> **What to work on**
Set down the full listing exactly as given. Any pictures are to be left out.
-- start --
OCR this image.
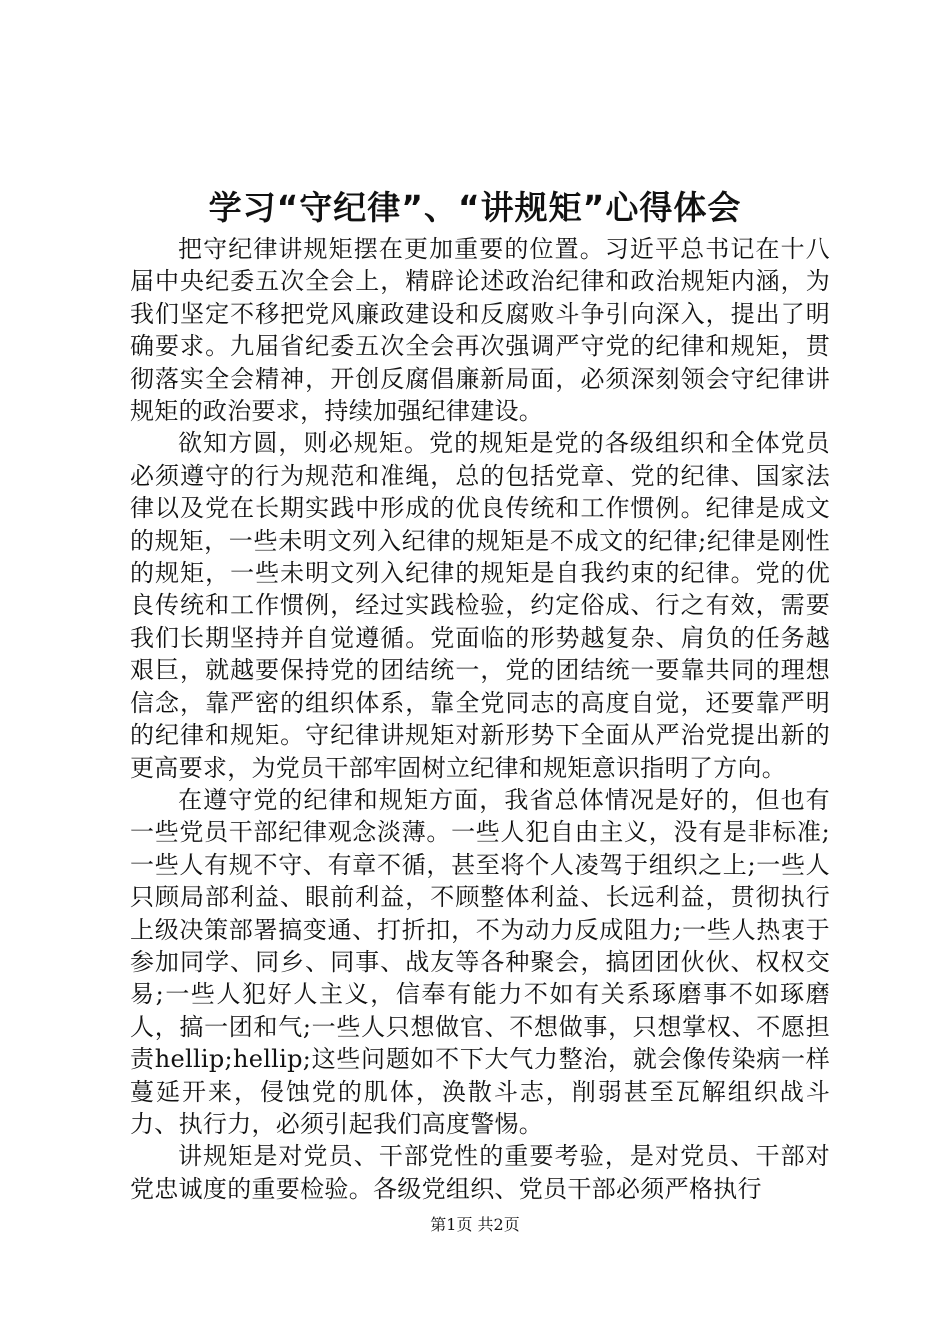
学习“守纪律”、“讲规矩”心得体会

把守纪律讲规矩摆在更加重要的位置。习近平总书记在十八届中央纪委五次全会上，精辟论述政治纪律和政治规矩内涵，为我们坚定不移把党风廉政建设和反腐败斗争引向深入，提出了明确要求。九届省纪委五次全会再次强调严守党的纪律和规矩，贯彻落实全会精神，开创反腐倡廉新局面，必须深刻领会守纪律讲规矩的政治要求，持续加强纪律建设。

欲知方圆，则必规矩。党的规矩是党的各级组织和全体党员必须遵守的行为规范和准绳，总的包括党章、党的纪律、国家法律以及党在长期实践中形成的优良传统和工作惯例。纪律是成文的规矩，一些未明文列入纪律的规矩是不成文的纪律;纪律是刚性的规矩，一些未明文列入纪律的规矩是自我约束的纪律。党的优良传统和工作惯例，经过实践检验，约定俗成、行之有效，需要我们长期坚持并自觉遵循。党面临的形势越复杂、肩负的任务越艰巨，就越要保持党的团结统一，党的团结统一要靠共同的理想信念，靠严密的组织体系，靠全党同志的高度自觉，还要靠严明的纪律和规矩。守纪律讲规矩对新形势下全面从严治党提出新的更高要求，为党员干部牢固树立纪律和规矩意识指明了方向。

在遵守党的纪律和规矩方面，我省总体情况是好的，但也有一些党员干部纪律观念淡薄。一些人犯自由主义，没有是非标准;一些人有规不守、有章不循，甚至将个人凌驾于组织之上;一些人只顾局部利益、眼前利益，不顾整体利益、长远利益，贯彻执行上级决策部署搞变通、打折扣，不为动力反成阻力;一些人热衷于参加同学、同乡、同事、战友等各种聚会，搞团团伙伙、权权交易;一些人犯好人主义，信奉有能力不如有关系琢磨事不如琢磨人，搞一团和气;一些人只想做官、不想做事，只想掌权、不愿担责hellip;hellip;这些问题如不下大气力整治，就会像传染病一样蔓延开来，侵蚀党的肌体，涣散斗志，削弱甚至瓦解组织战斗力、执行力，必须引起我们高度警惕。

讲规矩是对党员、干部党性的重要考验，是对党员、干部对党忠诚度的重要检验。各级党组织、党员干部必须严格执行

第1页 共2页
-- end --
> **Response below**
OCR this image.
学习“守纪律”、“讲规矩”心得体会

把守纪律讲规矩摆在更加重要的位置。习近平总书记在十八届中央纪委五次全会上，精辟论述政治纪律和政治规矩内涵，为我们坚定不移把党风廉政建设和反腐败斗争引向深入，提出了明确要求。九届省纪委五次全会再次强调严守党的纪律和规矩，贯彻落实全会精神，开创反腐倡廉新局面，必须深刻领会守纪律讲规矩的政治要求，持续加强纪律建设。

欲知方圆，则必规矩。党的规矩是党的各级组织和全体党员必须遵守的行为规范和准绳，总的包括党章、党的纪律、国家法律以及党在长期实践中形成的优良传统和工作惯例。纪律是成文的规矩，一些未明文列入纪律的规矩是不成文的纪律;纪律是刚性的规矩，一些未明文列入纪律的规矩是自我约束的纪律。党的优良传统和工作惯例，经过实践检验，约定俗成、行之有效，需要我们长期坚持并自觉遵循。党面临的形势越复杂、肩负的任务越艰巨，就越要保持党的团结统一，党的团结统一要靠共同的理想信念，靠严密的组织体系，靠全党同志的高度自觉，还要靠严明的纪律和规矩。守纪律讲规矩对新形势下全面从严治党提出新的更高要求，为党员干部牢固树立纪律和规矩意识指明了方向。

在遵守党的纪律和规矩方面，我省总体情况是好的，但也有一些党员干部纪律观念淡薄。一些人犯自由主义，没有是非标准;一些人有规不守、有章不循，甚至将个人凌驾于组织之上;一些人只顾局部利益、眼前利益，不顾整体利益、长远利益，贯彻执行上级决策部署搞变通、打折扣，不为动力反成阻力;一些人热衷于参加同学、同乡、同事、战友等各种聚会，搞团团伙伙、权权交易;一些人犯好人主义，信奉有能力不如有关系琢磨事不如琢磨人，搞一团和气;一些人只想做官、不想做事，只想掌权、不愿担责hellip;hellip;这些问题如不下大气力整治，就会像传染病一样蔓延开来，侵蚀党的肌体，涣散斗志，削弱甚至瓦解组织战斗力、执行力，必须引起我们高度警惕。

讲规矩是对党员、干部党性的重要考验，是对党员、干部对党忠诚度的重要检验。各级党组织、党员干部必须严格执行

第1页 共2页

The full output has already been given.